■ **Short task**
Reproduce verbatim the entries from the line with "191, 94, 201]" to the line with "111, 411, 178]", including both of those lines.
__________________________________________________
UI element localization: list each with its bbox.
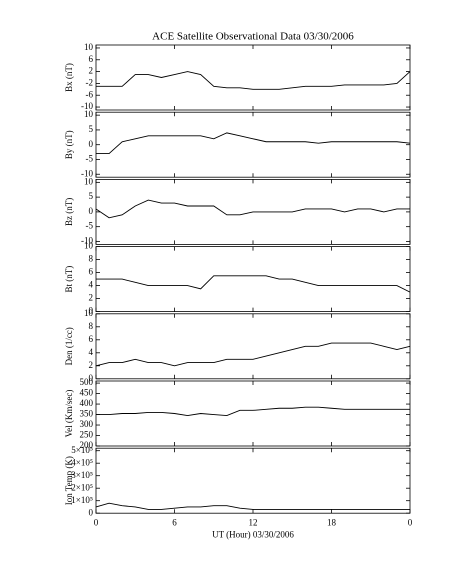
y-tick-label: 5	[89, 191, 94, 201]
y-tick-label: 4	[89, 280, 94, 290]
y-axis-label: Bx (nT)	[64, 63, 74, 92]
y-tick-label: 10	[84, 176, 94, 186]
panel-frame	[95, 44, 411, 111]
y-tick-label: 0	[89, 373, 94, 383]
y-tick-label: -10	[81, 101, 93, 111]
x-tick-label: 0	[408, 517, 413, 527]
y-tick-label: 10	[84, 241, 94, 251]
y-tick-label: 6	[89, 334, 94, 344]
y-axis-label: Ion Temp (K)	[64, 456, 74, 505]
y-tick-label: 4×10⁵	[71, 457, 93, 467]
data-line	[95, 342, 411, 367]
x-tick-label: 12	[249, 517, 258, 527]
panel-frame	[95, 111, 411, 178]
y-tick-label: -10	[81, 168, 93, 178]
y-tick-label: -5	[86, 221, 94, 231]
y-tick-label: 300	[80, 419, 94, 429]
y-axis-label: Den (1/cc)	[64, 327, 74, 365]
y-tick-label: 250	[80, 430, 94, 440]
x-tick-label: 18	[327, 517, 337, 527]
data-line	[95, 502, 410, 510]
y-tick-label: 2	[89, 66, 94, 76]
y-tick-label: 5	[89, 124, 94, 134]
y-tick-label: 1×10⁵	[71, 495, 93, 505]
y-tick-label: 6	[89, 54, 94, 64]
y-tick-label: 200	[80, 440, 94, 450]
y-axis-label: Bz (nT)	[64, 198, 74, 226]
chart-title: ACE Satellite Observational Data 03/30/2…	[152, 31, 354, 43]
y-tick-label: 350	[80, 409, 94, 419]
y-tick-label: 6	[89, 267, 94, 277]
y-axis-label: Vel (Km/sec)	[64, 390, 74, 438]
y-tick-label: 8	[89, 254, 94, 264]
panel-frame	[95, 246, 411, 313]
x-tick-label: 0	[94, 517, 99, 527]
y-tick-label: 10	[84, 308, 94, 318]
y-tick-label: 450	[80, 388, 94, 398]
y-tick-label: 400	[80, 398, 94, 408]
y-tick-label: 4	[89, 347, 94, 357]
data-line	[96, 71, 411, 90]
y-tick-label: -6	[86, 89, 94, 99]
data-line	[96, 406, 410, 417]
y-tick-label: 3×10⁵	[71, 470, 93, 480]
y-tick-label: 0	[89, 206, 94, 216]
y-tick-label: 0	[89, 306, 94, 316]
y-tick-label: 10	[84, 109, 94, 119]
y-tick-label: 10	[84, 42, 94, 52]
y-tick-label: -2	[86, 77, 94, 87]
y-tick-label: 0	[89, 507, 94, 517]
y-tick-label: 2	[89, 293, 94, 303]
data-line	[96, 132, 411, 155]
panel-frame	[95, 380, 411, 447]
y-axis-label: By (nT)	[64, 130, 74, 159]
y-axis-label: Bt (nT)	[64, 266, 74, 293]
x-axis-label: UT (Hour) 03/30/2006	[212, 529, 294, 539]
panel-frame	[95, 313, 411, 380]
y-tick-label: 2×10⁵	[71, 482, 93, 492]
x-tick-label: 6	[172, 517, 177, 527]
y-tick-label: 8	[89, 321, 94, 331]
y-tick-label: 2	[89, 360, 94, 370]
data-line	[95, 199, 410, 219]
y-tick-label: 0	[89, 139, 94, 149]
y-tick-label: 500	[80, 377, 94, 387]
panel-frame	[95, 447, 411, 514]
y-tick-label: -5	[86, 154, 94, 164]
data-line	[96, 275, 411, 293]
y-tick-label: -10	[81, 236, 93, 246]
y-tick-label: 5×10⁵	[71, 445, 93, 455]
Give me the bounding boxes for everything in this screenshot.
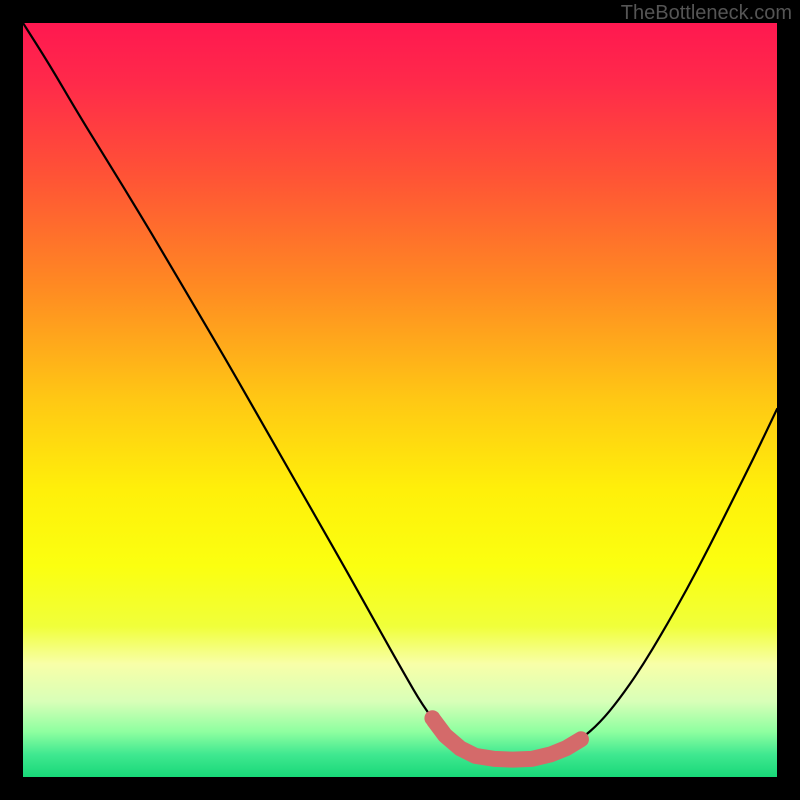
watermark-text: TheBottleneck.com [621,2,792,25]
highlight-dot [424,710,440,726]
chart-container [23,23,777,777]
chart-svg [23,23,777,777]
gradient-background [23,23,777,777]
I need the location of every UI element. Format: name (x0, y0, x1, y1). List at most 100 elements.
__________________________________________________
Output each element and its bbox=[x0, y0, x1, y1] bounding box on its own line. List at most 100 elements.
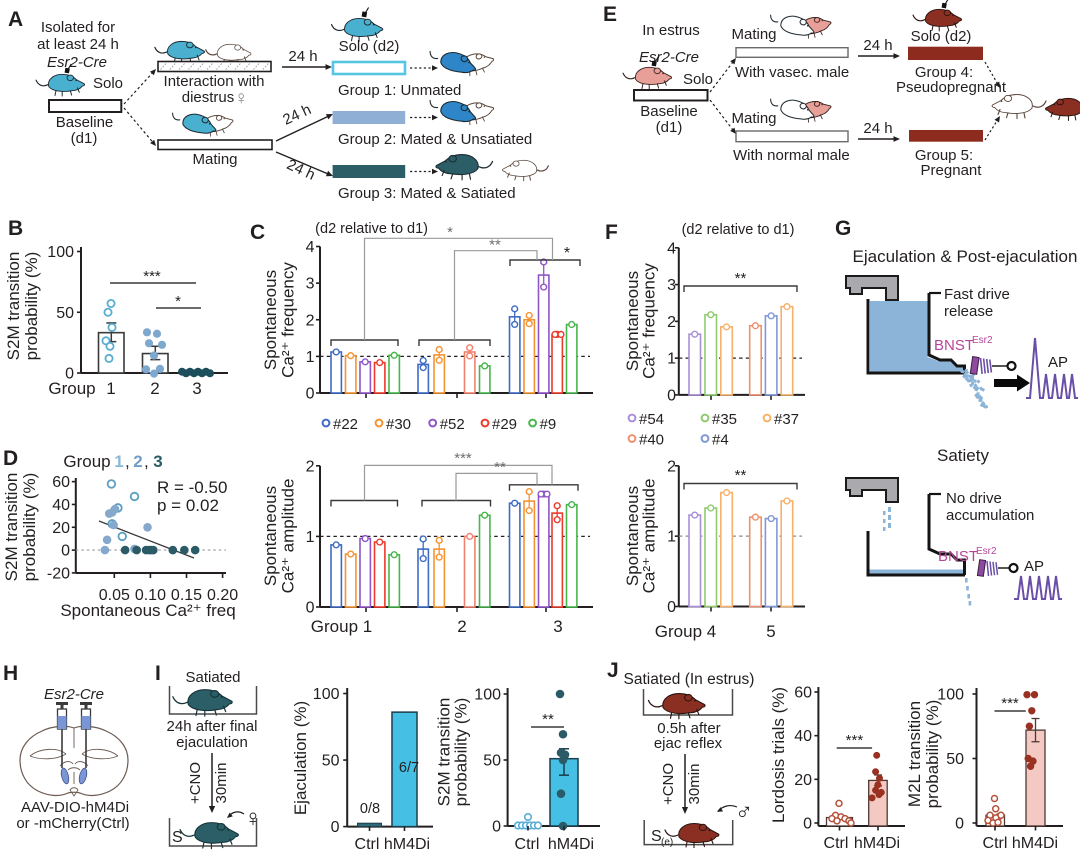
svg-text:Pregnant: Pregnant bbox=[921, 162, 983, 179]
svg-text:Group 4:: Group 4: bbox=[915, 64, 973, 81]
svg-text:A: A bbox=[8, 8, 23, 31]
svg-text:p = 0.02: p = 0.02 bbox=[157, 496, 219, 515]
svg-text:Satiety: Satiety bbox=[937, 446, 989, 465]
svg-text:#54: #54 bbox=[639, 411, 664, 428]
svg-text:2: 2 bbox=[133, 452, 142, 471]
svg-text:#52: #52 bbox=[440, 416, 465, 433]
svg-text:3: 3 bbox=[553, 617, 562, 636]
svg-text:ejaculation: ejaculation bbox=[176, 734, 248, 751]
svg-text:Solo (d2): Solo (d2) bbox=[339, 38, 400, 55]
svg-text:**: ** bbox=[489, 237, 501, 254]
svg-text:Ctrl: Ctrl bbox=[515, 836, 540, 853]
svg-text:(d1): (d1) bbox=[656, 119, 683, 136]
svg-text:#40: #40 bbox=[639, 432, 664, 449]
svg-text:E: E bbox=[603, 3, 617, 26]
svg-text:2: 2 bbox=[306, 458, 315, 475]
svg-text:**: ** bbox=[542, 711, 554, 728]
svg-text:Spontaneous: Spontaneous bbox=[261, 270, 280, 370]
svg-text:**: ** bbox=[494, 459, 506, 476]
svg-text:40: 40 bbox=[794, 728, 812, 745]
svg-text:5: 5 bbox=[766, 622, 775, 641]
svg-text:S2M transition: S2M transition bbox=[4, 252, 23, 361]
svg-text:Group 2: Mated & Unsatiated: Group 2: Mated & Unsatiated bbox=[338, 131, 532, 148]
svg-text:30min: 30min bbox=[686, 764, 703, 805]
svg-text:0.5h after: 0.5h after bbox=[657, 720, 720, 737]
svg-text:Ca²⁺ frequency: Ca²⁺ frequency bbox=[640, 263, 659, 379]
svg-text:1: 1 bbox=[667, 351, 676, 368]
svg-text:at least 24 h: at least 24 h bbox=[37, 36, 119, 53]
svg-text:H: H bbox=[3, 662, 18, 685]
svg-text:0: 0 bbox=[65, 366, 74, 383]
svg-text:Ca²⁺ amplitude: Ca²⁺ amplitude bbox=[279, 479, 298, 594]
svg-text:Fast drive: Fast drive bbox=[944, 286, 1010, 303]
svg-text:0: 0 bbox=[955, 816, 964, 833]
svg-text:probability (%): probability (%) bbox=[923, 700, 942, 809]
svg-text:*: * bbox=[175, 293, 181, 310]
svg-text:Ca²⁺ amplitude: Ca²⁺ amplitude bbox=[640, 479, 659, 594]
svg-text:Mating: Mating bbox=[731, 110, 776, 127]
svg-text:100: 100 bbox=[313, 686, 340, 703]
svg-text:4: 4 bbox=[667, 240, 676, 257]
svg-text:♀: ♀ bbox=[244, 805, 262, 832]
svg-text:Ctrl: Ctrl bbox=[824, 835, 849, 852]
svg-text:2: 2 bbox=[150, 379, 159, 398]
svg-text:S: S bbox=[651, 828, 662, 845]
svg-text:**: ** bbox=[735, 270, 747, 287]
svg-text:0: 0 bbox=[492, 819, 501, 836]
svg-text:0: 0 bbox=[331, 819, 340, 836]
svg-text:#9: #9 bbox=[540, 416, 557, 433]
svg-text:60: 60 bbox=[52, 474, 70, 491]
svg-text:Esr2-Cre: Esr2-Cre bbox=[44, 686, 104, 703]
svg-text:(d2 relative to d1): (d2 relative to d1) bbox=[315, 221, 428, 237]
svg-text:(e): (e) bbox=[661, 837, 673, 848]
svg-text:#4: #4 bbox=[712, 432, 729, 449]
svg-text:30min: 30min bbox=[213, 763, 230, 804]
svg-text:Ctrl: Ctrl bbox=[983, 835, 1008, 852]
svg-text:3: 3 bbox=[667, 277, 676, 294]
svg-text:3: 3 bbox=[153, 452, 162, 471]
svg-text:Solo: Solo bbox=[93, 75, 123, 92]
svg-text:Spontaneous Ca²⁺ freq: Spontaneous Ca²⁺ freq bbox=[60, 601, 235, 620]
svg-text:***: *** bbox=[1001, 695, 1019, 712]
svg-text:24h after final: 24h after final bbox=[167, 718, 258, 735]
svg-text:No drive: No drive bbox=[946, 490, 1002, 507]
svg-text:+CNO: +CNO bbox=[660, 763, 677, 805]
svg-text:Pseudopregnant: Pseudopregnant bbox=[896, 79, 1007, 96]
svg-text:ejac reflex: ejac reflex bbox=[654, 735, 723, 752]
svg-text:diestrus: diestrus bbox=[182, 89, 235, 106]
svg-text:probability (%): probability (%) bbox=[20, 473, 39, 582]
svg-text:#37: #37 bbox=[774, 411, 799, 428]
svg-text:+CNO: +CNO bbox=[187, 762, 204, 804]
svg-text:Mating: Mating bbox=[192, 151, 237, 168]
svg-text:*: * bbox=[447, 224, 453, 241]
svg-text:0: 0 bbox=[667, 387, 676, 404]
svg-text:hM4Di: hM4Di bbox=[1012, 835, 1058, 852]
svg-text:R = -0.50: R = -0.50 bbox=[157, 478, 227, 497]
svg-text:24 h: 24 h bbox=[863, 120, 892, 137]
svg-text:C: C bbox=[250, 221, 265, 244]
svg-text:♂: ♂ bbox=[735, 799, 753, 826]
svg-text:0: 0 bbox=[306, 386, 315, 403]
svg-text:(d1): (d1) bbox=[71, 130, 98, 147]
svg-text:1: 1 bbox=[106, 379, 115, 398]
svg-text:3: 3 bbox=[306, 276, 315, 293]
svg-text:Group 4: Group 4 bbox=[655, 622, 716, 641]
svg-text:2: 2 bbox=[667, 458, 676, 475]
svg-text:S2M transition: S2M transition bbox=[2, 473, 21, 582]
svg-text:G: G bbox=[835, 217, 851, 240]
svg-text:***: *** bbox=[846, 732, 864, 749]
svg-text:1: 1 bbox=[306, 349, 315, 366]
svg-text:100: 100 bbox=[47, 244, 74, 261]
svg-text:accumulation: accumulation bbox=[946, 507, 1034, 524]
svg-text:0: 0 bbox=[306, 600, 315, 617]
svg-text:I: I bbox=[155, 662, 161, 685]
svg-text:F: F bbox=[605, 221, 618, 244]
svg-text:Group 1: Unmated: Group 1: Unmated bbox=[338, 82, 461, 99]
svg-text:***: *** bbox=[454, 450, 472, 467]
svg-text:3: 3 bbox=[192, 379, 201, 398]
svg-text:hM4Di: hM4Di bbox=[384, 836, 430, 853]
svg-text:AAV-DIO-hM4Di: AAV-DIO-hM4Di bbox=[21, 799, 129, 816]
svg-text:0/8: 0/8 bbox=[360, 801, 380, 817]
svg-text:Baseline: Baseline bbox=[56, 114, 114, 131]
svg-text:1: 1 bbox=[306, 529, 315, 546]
__________________________________________________
■ **Answer to the task**
y-tick-label: 5	[89, 191, 94, 201]
y-tick-label: 4	[89, 280, 94, 290]
y-axis-label: Bx (nT)	[64, 63, 74, 92]
y-tick-label: 10	[84, 176, 94, 186]
panel-frame	[95, 44, 411, 111]
y-tick-label: 0	[89, 373, 94, 383]
y-tick-label: -10	[81, 101, 93, 111]
x-tick-label: 0	[408, 517, 413, 527]
y-tick-label: 10	[84, 241, 94, 251]
y-tick-label: 6	[89, 334, 94, 344]
y-axis-label: Ion Temp (K)	[64, 456, 74, 505]
y-tick-label: 4×10⁵	[71, 457, 93, 467]
data-line	[95, 342, 411, 367]
x-tick-label: 12	[249, 517, 258, 527]
panel-frame	[95, 111, 411, 178]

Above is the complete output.